## Data items
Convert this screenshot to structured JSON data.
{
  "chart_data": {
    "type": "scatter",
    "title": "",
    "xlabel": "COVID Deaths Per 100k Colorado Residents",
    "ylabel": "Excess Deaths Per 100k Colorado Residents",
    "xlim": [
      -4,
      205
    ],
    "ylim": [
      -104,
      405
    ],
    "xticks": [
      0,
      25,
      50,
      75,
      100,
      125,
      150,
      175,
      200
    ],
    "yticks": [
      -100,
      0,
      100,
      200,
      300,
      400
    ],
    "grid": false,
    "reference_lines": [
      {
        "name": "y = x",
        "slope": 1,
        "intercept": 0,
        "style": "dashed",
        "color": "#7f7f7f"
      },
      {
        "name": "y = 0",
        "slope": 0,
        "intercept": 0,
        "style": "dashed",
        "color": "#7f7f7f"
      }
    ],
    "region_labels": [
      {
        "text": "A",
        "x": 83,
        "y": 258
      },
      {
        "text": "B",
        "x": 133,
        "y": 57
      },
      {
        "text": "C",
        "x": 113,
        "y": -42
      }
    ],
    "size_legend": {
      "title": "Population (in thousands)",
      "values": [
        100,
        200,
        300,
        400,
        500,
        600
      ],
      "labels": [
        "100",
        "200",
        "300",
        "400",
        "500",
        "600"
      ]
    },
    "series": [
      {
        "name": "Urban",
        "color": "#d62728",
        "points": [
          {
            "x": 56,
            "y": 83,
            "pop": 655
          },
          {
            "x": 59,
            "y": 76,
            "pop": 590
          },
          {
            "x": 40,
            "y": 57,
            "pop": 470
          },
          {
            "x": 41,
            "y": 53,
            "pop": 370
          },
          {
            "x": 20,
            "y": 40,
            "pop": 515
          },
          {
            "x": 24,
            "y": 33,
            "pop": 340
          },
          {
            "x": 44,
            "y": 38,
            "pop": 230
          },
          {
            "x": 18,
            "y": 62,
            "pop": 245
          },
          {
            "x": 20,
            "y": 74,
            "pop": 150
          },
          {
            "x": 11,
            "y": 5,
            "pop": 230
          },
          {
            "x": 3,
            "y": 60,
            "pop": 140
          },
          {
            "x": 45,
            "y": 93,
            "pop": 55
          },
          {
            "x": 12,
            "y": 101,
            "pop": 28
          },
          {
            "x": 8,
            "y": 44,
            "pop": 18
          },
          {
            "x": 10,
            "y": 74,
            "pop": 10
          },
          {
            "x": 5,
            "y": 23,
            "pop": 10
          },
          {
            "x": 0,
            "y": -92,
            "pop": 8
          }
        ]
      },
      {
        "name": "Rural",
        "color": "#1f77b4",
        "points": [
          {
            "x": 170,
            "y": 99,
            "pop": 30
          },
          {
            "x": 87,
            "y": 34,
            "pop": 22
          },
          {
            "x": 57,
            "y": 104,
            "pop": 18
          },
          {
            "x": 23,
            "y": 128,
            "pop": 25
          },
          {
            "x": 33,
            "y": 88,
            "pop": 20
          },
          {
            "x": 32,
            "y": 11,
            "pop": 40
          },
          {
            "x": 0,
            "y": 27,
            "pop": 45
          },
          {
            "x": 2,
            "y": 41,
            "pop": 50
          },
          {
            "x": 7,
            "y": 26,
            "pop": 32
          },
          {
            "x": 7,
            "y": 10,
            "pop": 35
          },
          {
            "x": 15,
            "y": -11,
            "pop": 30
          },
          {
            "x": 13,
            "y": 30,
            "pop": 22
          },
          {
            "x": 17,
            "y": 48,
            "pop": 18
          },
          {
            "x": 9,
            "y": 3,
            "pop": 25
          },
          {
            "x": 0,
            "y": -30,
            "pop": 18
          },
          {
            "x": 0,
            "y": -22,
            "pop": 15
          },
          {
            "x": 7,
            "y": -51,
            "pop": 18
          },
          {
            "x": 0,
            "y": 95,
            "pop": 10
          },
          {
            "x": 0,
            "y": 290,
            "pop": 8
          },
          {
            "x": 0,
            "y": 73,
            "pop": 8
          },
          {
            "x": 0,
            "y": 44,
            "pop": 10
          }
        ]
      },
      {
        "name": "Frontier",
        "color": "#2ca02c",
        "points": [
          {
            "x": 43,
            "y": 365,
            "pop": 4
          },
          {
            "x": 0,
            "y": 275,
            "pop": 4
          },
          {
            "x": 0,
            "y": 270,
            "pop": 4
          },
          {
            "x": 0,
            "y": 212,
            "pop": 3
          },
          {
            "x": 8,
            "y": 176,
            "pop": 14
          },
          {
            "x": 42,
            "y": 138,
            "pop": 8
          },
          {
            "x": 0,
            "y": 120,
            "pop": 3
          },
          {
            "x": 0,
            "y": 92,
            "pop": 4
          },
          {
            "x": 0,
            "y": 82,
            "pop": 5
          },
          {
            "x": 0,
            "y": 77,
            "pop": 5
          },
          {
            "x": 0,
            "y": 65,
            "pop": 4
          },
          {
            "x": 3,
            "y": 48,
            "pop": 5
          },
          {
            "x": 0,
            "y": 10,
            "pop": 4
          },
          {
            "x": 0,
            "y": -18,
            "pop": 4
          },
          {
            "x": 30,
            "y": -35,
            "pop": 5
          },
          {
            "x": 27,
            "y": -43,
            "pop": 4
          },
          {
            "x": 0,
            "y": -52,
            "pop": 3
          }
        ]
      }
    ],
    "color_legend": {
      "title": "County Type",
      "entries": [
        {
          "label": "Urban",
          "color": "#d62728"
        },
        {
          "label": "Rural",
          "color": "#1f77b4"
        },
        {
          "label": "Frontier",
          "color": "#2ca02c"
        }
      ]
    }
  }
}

## WHAT IS EXPECTED
Repeat the listing exactly, from its first line to its last.

## ANSWER TO THIS EXERCISE
Convert this screenshot to structured JSON data.
{
  "chart_data": {
    "type": "scatter",
    "title": "",
    "xlabel": "COVID Deaths Per 100k Colorado Residents",
    "ylabel": "Excess Deaths Per 100k Colorado Residents",
    "xlim": [
      -4,
      205
    ],
    "ylim": [
      -104,
      405
    ],
    "xticks": [
      0,
      25,
      50,
      75,
      100,
      125,
      150,
      175,
      200
    ],
    "yticks": [
      -100,
      0,
      100,
      200,
      300,
      400
    ],
    "grid": false,
    "reference_lines": [
      {
        "name": "y = x",
        "slope": 1,
        "intercept": 0,
        "style": "dashed",
        "color": "#7f7f7f"
      },
      {
        "name": "y = 0",
        "slope": 0,
        "intercept": 0,
        "style": "dashed",
        "color": "#7f7f7f"
      }
    ],
    "region_labels": [
      {
        "text": "A",
        "x": 83,
        "y": 258
      },
      {
        "text": "B",
        "x": 133,
        "y": 57
      },
      {
        "text": "C",
        "x": 113,
        "y": -42
      }
    ],
    "size_legend": {
      "title": "Population (in thousands)",
      "values": [
        100,
        200,
        300,
        400,
        500,
        600
      ],
      "labels": [
        "100",
        "200",
        "300",
        "400",
        "500",
        "600"
      ]
    },
    "series": [
      {
        "name": "Urban",
        "color": "#d62728",
        "points": [
          {
            "x": 56,
            "y": 83,
            "pop": 655
          },
          {
            "x": 59,
            "y": 76,
            "pop": 590
          },
          {
            "x": 40,
            "y": 57,
            "pop": 470
          },
          {
            "x": 41,
            "y": 53,
            "pop": 370
          },
          {
            "x": 20,
            "y": 40,
            "pop": 515
          },
          {
            "x": 24,
            "y": 33,
            "pop": 340
          },
          {
            "x": 44,
            "y": 38,
            "pop": 230
          },
          {
            "x": 18,
            "y": 62,
            "pop": 245
          },
          {
            "x": 20,
            "y": 74,
            "pop": 150
          },
          {
            "x": 11,
            "y": 5,
            "pop": 230
          },
          {
            "x": 3,
            "y": 60,
            "pop": 140
          },
          {
            "x": 45,
            "y": 93,
            "pop": 55
          },
          {
            "x": 12,
            "y": 101,
            "pop": 28
          },
          {
            "x": 8,
            "y": 44,
            "pop": 18
          },
          {
            "x": 10,
            "y": 74,
            "pop": 10
          },
          {
            "x": 5,
            "y": 23,
            "pop": 10
          },
          {
            "x": 0,
            "y": -92,
            "pop": 8
          }
        ]
      },
      {
        "name": "Rural",
        "color": "#1f77b4",
        "points": [
          {
            "x": 170,
            "y": 99,
            "pop": 30
          },
          {
            "x": 87,
            "y": 34,
            "pop": 22
          },
          {
            "x": 57,
            "y": 104,
            "pop": 18
          },
          {
            "x": 23,
            "y": 128,
            "pop": 25
          },
          {
            "x": 33,
            "y": 88,
            "pop": 20
          },
          {
            "x": 32,
            "y": 11,
            "pop": 40
          },
          {
            "x": 0,
            "y": 27,
            "pop": 45
          },
          {
            "x": 2,
            "y": 41,
            "pop": 50
          },
          {
            "x": 7,
            "y": 26,
            "pop": 32
          },
          {
            "x": 7,
            "y": 10,
            "pop": 35
          },
          {
            "x": 15,
            "y": -11,
            "pop": 30
          },
          {
            "x": 13,
            "y": 30,
            "pop": 22
          },
          {
            "x": 17,
            "y": 48,
            "pop": 18
          },
          {
            "x": 9,
            "y": 3,
            "pop": 25
          },
          {
            "x": 0,
            "y": -30,
            "pop": 18
          },
          {
            "x": 0,
            "y": -22,
            "pop": 15
          },
          {
            "x": 7,
            "y": -51,
            "pop": 18
          },
          {
            "x": 0,
            "y": 95,
            "pop": 10
          },
          {
            "x": 0,
            "y": 290,
            "pop": 8
          },
          {
            "x": 0,
            "y": 73,
            "pop": 8
          },
          {
            "x": 0,
            "y": 44,
            "pop": 10
          }
        ]
      },
      {
        "name": "Frontier",
        "color": "#2ca02c",
        "points": [
          {
            "x": 43,
            "y": 365,
            "pop": 4
          },
          {
            "x": 0,
            "y": 275,
            "pop": 4
          },
          {
            "x": 0,
            "y": 270,
            "pop": 4
          },
          {
            "x": 0,
            "y": 212,
            "pop": 3
          },
          {
            "x": 8,
            "y": 176,
            "pop": 14
          },
          {
            "x": 42,
            "y": 138,
            "pop": 8
          },
          {
            "x": 0,
            "y": 120,
            "pop": 3
          },
          {
            "x": 0,
            "y": 92,
            "pop": 4
          },
          {
            "x": 0,
            "y": 82,
            "pop": 5
          },
          {
            "x": 0,
            "y": 77,
            "pop": 5
          },
          {
            "x": 0,
            "y": 65,
            "pop": 4
          },
          {
            "x": 3,
            "y": 48,
            "pop": 5
          },
          {
            "x": 0,
            "y": 10,
            "pop": 4
          },
          {
            "x": 0,
            "y": -18,
            "pop": 4
          },
          {
            "x": 30,
            "y": -35,
            "pop": 5
          },
          {
            "x": 27,
            "y": -43,
            "pop": 4
          },
          {
            "x": 0,
            "y": -52,
            "pop": 3
          }
        ]
      }
    ],
    "color_legend": {
      "title": "County Type",
      "entries": [
        {
          "label": "Urban",
          "color": "#d62728"
        },
        {
          "label": "Rural",
          "color": "#1f77b4"
        },
        {
          "label": "Frontier",
          "color": "#2ca02c"
        }
      ]
    }
  }
}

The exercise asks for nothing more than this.